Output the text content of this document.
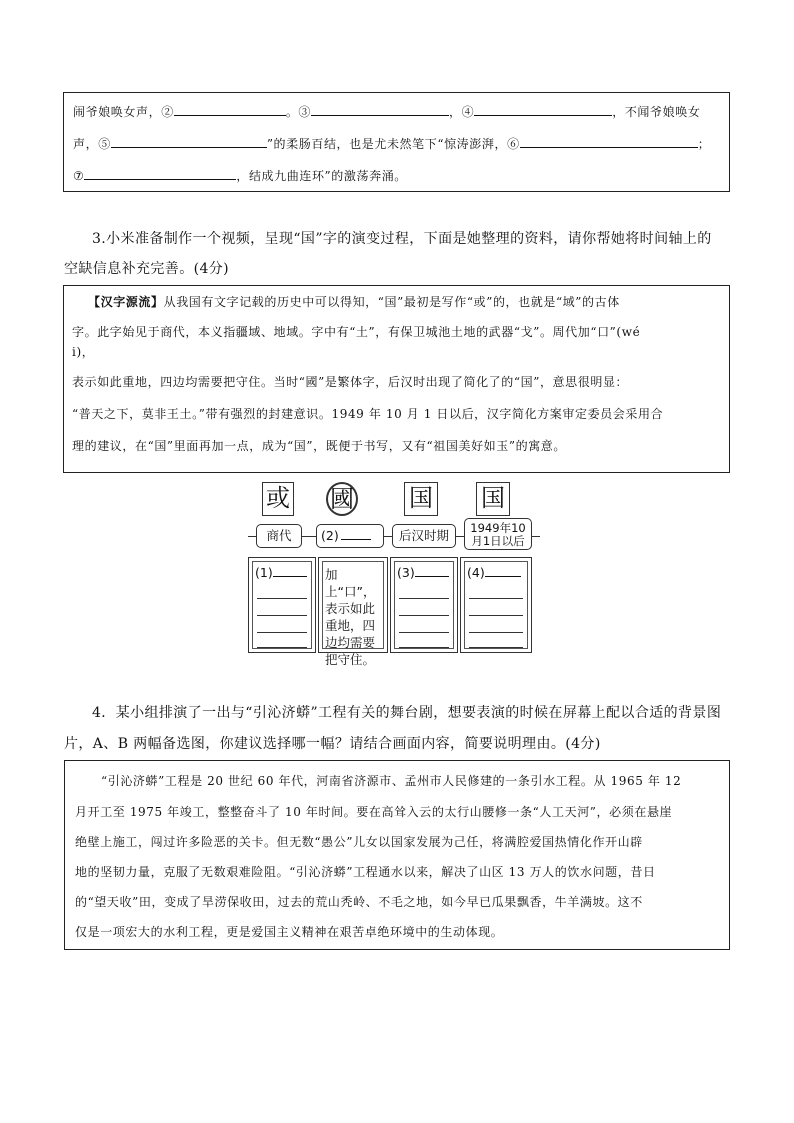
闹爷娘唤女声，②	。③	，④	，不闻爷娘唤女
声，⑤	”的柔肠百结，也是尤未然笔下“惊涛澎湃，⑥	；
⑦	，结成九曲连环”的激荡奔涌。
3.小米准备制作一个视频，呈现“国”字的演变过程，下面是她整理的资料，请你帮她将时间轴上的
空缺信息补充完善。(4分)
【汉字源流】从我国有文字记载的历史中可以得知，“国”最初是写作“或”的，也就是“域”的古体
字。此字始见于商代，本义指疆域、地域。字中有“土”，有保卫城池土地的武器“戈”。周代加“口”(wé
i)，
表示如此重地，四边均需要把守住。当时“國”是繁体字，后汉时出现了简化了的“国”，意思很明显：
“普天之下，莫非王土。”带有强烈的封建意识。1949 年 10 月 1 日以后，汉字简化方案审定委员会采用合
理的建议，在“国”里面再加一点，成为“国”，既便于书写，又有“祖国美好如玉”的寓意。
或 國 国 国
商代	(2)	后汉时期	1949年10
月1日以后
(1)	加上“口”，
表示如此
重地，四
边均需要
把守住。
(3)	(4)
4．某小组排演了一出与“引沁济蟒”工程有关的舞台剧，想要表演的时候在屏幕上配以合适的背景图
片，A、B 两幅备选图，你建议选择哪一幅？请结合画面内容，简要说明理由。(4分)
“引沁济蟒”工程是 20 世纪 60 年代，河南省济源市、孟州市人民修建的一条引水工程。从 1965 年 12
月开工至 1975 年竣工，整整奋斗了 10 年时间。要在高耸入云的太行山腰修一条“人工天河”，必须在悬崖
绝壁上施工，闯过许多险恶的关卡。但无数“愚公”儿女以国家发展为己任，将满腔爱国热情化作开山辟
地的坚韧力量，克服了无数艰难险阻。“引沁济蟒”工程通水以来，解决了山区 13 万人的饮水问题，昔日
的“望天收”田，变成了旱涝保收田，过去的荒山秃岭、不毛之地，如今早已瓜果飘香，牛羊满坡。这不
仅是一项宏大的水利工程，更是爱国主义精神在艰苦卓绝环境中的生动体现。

════

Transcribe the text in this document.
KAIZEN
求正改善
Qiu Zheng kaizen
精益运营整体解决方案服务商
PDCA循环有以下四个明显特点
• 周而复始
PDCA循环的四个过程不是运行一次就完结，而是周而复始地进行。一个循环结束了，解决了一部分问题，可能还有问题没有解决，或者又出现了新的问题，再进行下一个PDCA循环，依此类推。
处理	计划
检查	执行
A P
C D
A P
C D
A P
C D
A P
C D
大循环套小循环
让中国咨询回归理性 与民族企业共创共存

════

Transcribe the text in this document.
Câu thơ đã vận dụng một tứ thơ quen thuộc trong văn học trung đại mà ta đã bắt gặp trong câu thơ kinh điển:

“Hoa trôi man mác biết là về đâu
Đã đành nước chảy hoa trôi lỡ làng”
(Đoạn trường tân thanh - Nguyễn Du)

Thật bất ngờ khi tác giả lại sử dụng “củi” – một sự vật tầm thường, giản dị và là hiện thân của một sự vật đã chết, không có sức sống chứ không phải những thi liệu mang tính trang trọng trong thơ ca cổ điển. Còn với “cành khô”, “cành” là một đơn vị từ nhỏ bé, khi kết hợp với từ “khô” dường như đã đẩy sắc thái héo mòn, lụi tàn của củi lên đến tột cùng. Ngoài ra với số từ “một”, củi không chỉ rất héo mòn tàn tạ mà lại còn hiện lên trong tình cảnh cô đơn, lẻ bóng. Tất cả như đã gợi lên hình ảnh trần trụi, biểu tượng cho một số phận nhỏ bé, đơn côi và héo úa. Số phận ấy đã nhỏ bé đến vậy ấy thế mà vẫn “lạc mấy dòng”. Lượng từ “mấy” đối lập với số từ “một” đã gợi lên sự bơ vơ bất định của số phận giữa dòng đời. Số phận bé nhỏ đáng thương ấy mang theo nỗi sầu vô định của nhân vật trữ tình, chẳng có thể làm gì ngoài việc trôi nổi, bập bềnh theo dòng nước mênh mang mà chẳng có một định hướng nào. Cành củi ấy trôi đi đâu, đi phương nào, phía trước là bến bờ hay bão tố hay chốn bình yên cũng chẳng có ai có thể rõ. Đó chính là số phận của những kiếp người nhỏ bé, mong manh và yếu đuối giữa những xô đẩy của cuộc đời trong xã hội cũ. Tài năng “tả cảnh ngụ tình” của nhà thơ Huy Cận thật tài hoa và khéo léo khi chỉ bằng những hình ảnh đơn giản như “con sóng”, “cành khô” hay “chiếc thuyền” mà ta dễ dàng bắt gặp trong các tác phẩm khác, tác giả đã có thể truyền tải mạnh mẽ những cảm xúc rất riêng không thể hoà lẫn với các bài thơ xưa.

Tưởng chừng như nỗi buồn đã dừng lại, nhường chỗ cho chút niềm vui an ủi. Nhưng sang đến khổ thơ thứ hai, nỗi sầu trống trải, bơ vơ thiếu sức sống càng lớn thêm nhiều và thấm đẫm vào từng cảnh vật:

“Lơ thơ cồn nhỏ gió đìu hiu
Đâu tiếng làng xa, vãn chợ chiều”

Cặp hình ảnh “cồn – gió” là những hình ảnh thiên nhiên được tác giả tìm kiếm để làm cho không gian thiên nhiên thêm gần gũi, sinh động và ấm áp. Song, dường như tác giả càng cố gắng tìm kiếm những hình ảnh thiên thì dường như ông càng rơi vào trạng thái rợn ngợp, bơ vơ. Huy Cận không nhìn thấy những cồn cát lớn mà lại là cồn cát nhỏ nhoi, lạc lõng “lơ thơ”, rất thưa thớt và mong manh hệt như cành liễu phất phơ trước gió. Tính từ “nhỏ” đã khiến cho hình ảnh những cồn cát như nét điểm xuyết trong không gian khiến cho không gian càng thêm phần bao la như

════

Going through the lines above one by one, tally those with the word "引沁济蟒" and give only the total.

Result below -> 3